AIM —
Write out each line exactly as it stands, please.

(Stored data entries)

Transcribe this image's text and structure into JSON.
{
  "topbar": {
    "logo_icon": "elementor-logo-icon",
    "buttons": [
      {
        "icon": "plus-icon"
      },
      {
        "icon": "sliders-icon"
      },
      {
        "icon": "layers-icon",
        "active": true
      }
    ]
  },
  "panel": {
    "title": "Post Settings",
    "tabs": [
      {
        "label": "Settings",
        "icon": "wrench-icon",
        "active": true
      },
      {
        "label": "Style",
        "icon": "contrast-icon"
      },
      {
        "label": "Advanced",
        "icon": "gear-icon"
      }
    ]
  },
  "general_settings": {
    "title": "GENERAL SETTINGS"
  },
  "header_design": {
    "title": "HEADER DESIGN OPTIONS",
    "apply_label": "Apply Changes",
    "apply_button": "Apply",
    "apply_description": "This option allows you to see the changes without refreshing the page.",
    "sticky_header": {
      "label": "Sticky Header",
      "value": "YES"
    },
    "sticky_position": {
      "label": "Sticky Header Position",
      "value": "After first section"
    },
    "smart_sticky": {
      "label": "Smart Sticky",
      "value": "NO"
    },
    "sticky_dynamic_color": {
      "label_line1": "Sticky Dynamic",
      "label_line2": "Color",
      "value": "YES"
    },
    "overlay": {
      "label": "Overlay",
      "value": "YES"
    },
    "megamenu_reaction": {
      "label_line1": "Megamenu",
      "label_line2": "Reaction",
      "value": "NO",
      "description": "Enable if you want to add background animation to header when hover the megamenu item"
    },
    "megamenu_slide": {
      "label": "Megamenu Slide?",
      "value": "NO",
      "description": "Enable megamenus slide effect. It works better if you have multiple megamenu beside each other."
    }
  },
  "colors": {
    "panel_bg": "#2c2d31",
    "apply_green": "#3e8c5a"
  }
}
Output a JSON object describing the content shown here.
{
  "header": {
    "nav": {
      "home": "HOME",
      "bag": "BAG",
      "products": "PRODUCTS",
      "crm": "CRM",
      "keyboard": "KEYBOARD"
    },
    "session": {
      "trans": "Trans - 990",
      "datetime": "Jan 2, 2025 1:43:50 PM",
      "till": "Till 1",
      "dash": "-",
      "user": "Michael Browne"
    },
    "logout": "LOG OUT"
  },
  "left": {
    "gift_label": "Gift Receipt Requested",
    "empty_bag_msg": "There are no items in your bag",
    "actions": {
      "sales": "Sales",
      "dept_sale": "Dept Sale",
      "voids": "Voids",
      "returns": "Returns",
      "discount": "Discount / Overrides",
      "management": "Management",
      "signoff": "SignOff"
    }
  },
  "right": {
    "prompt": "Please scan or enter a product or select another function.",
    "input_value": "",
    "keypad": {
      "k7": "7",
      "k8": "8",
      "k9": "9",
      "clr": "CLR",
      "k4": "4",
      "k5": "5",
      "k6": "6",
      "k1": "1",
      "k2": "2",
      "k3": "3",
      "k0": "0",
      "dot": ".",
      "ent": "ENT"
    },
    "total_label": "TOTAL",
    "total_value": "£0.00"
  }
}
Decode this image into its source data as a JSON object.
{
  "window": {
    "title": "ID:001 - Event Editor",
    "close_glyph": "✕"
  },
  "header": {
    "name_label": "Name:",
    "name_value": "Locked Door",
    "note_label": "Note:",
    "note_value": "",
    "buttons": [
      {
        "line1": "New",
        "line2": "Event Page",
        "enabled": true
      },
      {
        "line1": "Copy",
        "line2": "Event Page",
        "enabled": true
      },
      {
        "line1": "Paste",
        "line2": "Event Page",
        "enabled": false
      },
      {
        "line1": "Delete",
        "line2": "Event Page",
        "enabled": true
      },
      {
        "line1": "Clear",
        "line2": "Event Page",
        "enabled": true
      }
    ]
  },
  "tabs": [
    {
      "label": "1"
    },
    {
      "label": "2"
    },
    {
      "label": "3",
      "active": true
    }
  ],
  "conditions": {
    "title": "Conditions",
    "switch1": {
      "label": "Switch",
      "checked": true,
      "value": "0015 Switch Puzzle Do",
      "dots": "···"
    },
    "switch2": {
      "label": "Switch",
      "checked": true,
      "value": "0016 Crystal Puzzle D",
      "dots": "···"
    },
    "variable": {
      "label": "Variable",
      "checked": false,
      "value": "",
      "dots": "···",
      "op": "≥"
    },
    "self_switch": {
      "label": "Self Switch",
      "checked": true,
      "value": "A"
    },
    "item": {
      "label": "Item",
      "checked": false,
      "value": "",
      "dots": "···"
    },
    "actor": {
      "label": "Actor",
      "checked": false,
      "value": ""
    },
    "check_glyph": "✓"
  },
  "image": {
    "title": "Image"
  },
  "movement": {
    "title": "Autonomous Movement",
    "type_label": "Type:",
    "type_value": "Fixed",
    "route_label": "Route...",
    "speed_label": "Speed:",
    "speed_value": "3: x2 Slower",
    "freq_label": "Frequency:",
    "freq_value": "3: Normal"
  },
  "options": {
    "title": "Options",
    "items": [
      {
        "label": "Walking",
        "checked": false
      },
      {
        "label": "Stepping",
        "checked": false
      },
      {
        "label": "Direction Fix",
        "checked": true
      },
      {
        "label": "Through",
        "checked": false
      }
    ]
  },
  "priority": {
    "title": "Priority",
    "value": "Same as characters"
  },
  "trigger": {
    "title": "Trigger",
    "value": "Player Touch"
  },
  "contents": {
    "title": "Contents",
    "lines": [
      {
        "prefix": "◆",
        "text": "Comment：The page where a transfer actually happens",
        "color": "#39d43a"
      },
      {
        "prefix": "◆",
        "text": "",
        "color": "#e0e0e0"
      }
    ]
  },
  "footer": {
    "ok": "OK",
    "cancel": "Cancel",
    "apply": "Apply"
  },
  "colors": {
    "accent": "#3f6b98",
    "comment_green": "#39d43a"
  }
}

RESPONSE TO THIS TASK —
Transcribe this image's text and structure into JSON.
{
  "topbar": {
    "logo_icon": "elementor-logo-icon",
    "buttons": [
      {
        "icon": "plus-icon"
      },
      {
        "icon": "sliders-icon"
      },
      {
        "icon": "layers-icon",
        "active": true
      }
    ]
  },
  "panel": {
    "title": "Post Settings",
    "tabs": [
      {
        "label": "Settings",
        "icon": "wrench-icon",
        "active": true
      },
      {
        "label": "Style",
        "icon": "contrast-icon"
      },
      {
        "label": "Advanced",
        "icon": "gear-icon"
      }
    ]
  },
  "general_settings": {
    "title": "GENERAL SETTINGS"
  },
  "header_design": {
    "title": "HEADER DESIGN OPTIONS",
    "apply_label": "Apply Changes",
    "apply_button": "Apply",
    "apply_description": "This option allows you to see the changes without refreshing the page.",
    "sticky_header": {
      "label": "Sticky Header",
      "value": "YES"
    },
    "sticky_position": {
      "label": "Sticky Header Position",
      "value": "After first section"
    },
    "smart_sticky": {
      "label": "Smart Sticky",
      "value": "NO"
    },
    "sticky_dynamic_color": {
      "label_line1": "Sticky Dynamic",
      "label_line2": "Color",
      "value": "YES"
    },
    "overlay": {
      "label": "Overlay",
      "value": "YES"
    },
    "megamenu_reaction": {
      "label_line1": "Megamenu",
      "label_line2": "Reaction",
      "value": "NO",
      "description": "Enable if you want to add background animation to header when hover the megamenu item"
    },
    "megamenu_slide": {
      "label": "Megamenu Slide?",
      "value": "NO",
      "description": "Enable megamenus slide effect. It works better if you have multiple megamenu beside each other."
    }
  },
  "colors": {
    "panel_bg": "#2c2d31",
    "apply_green": "#3e8c5a"
  }
}
Output a JSON object describing the content shown here.
{
  "header": {
    "nav": {
      "home": "HOME",
      "bag": "BAG",
      "products": "PRODUCTS",
      "crm": "CRM",
      "keyboard": "KEYBOARD"
    },
    "session": {
      "trans": "Trans - 990",
      "datetime": "Jan 2, 2025 1:43:50 PM",
      "till": "Till 1",
      "dash": "-",
      "user": "Michael Browne"
    },
    "logout": "LOG OUT"
  },
  "left": {
    "gift_label": "Gift Receipt Requested",
    "empty_bag_msg": "There are no items in your bag",
    "actions": {
      "sales": "Sales",
      "dept_sale": "Dept Sale",
      "voids": "Voids",
      "returns": "Returns",
      "discount": "Discount / Overrides",
      "management": "Management",
      "signoff": "SignOff"
    }
  },
  "right": {
    "prompt": "Please scan or enter a product or select another function.",
    "input_value": "",
    "keypad": {
      "k7": "7",
      "k8": "8",
      "k9": "9",
      "clr": "CLR",
      "k4": "4",
      "k5": "5",
      "k6": "6",
      "k1": "1",
      "k2": "2",
      "k3": "3",
      "k0": "0",
      "dot": ".",
      "ent": "ENT"
    },
    "total_label": "TOTAL",
    "total_value": "£0.00"
  }
}
Decode this image into its source data as a JSON object.
{
  "window": {
    "title": "ID:001 - Event Editor",
    "close_glyph": "✕"
  },
  "header": {
    "name_label": "Name:",
    "name_value": "Locked Door",
    "note_label": "Note:",
    "note_value": "",
    "buttons": [
      {
        "line1": "New",
        "line2": "Event Page",
        "enabled": true
      },
      {
        "line1": "Copy",
        "line2": "Event Page",
        "enabled": true
      },
      {
        "line1": "Paste",
        "line2": "Event Page",
        "enabled": false
      },
      {
        "line1": "Delete",
        "line2": "Event Page",
        "enabled": true
      },
      {
        "line1": "Clear",
        "line2": "Event Page",
        "enabled": true
      }
    ]
  },
  "tabs": [
    {
      "label": "1"
    },
    {
      "label": "2"
    },
    {
      "label": "3",
      "active": true
    }
  ],
  "conditions": {
    "title": "Conditions",
    "switch1": {
      "label": "Switch",
      "checked": true,
      "value": "0015 Switch Puzzle Do",
      "dots": "···"
    },
    "switch2": {
      "label": "Switch",
      "checked": true,
      "value": "0016 Crystal Puzzle D",
      "dots": "···"
    },
    "variable": {
      "label": "Variable",
      "checked": false,
      "value": "",
      "dots": "···",
      "op": "≥"
    },
    "self_switch": {
      "label": "Self Switch",
      "checked": true,
      "value": "A"
    },
    "item": {
      "label": "Item",
      "checked": false,
      "value": "",
      "dots": "···"
    },
    "actor": {
      "label": "Actor",
      "checked": false,
      "value": ""
    },
    "check_glyph": "✓"
  },
  "image": {
    "title": "Image"
  },
  "movement": {
    "title": "Autonomous Movement",
    "type_label": "Type:",
    "type_value": "Fixed",
    "route_label": "Route...",
    "speed_label": "Speed:",
    "speed_value": "3: x2 Slower",
    "freq_label": "Frequency:",
    "freq_value": "3: Normal"
  },
  "options": {
    "title": "Options",
    "items": [
      {
        "label": "Walking",
        "checked": false
      },
      {
        "label": "Stepping",
        "checked": false
      },
      {
        "label": "Direction Fix",
        "checked": true
      },
      {
        "label": "Through",
        "checked": false
      }
    ]
  },
  "priority": {
    "title": "Priority",
    "value": "Same as characters"
  },
  "trigger": {
    "title": "Trigger",
    "value": "Player Touch"
  },
  "contents": {
    "title": "Contents",
    "lines": [
      {
        "prefix": "◆",
        "text": "Comment：The page where a transfer actually happens",
        "color": "#39d43a"
      },
      {
        "prefix": "◆",
        "text": "",
        "color": "#e0e0e0"
      }
    ]
  },
  "footer": {
    "ok": "OK",
    "cancel": "Cancel",
    "apply": "Apply"
  },
  "colors": {
    "accent": "#3f6b98",
    "comment_green": "#39d43a"
  }
}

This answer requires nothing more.